### SELECTED EXTRACT

Escherichia coli; Healthcare-associated infections; Kidney transplantation trimethoprim-sulfamethoxazole resistance; Fluoroquinolones resistance; Urinary tract infection
Urinary tract infection (UTI) is one of the most important causes of healthcare-associated infections in many clinical onsets worldwide, including Brazil [1,2]. UTI brings considerable risk on morbidity and mortality to patients, especially in catheter associated urinary tract infections (CAUTI) which prolonged the length of stay in intensive care units (ICU) and increased the risk of death [3]. Several epidemiological studies have shown increasing trends on multidrug resistant (MDR) Escherichia coli in UTI and bloodstream infections within the community as well as in hospitals and long-term care facilities [4-10]. Nowadays, the emergence of antimicrobial resistance among uropathogenic E.coli is one of the most impacting factors in UTI management. Recent published guidelines for the management of uncomplicated UTI [11] and CAUTI [12] have several limitations on antibiotic choices related to the regional epidemiologic variations of E. coli drug resistance. Therefore, periodically surveillance of antibiotic resistance patterns is a strategic tool to guide empiric antibiotic therapy in UTI, especially of patients presenting structural disturbs of urinary tract and/or submitted to prior hospitalization or kidney transplantation.
The aims of this study were to characterize the antibiotic susceptibility profiles of E. coli isolates recovered from community and healthcare-associated UTIs and to correlate these findings with risk factors and clinical features of patients attending a tertiary teaching 600-beds hospital in Rio de Janeiro metropolitan area, Brazil.

### ENTRIES SUPPLIED
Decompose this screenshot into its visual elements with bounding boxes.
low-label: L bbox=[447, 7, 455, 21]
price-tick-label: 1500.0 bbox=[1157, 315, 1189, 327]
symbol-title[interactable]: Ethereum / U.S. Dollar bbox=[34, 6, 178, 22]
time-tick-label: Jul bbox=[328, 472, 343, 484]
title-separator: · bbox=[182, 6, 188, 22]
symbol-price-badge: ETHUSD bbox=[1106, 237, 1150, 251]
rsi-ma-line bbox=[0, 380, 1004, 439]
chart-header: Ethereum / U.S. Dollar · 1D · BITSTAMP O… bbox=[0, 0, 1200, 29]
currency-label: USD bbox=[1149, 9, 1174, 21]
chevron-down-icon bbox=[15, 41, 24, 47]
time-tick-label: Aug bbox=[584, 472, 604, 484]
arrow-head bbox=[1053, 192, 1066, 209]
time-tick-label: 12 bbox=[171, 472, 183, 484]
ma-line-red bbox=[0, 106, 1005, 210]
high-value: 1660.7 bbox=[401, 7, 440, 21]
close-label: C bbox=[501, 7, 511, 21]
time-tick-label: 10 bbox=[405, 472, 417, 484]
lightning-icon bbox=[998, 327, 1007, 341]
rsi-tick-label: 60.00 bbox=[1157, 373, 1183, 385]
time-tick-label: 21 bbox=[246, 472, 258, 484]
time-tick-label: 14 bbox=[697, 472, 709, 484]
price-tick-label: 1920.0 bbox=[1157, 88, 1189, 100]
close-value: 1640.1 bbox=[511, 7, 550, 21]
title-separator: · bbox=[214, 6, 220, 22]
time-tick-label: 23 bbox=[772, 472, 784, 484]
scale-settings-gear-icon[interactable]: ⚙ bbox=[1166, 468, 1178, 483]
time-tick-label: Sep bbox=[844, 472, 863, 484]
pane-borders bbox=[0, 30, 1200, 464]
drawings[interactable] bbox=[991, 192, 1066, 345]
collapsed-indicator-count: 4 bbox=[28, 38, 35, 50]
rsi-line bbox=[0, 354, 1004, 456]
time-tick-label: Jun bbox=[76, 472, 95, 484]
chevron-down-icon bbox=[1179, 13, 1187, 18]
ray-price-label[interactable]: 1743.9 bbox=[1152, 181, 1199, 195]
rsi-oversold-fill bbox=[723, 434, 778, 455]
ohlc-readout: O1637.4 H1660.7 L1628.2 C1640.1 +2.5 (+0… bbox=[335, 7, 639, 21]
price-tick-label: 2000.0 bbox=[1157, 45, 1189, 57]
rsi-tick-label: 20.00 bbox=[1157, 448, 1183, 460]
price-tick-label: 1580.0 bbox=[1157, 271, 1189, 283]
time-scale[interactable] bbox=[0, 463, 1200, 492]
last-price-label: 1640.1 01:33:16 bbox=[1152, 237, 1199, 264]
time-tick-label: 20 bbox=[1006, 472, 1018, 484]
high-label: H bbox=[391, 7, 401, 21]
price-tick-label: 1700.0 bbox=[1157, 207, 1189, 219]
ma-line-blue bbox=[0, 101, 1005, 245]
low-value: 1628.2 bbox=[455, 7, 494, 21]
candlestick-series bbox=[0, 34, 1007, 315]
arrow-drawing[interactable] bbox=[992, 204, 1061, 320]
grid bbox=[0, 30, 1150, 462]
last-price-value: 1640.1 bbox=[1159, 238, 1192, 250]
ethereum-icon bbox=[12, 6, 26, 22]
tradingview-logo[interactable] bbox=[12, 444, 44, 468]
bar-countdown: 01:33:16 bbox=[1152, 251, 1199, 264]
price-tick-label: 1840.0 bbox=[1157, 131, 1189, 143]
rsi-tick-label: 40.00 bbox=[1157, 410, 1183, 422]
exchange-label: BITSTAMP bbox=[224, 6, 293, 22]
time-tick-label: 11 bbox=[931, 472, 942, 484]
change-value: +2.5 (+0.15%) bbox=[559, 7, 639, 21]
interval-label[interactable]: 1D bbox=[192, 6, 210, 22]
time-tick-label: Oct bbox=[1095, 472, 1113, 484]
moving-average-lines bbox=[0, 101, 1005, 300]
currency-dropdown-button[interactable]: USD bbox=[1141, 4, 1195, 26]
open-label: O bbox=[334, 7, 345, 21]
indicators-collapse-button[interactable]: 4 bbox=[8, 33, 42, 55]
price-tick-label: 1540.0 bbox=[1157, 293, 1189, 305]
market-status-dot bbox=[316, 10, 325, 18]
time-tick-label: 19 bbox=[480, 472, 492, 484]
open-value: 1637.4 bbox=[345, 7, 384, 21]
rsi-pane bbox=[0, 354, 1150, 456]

### DIRECTIONS FOR THIS TASK
For each statement below, say yes or no to whether it agrees with the text on E. coli urinary tract infections, and quote the words from the text that decide it.
1. The study took place at a 600-bed hospital in the Rio de Janeiro metropolitan area.
2. Catheter-associated urinary tract infections shortened stays in intensive care units.
3. The study looked only at infections picked up in hospitals.

### WRITTEN SOLUTION
1. Yes: "a tertiary teaching 600-beds hospital in Rio de Janeiro metropolitan area, Brazil"
2. No: "prolonged the length of stay in intensive care units (ICU)"
3. No: "recovered from community and healthcare-associated UTIs"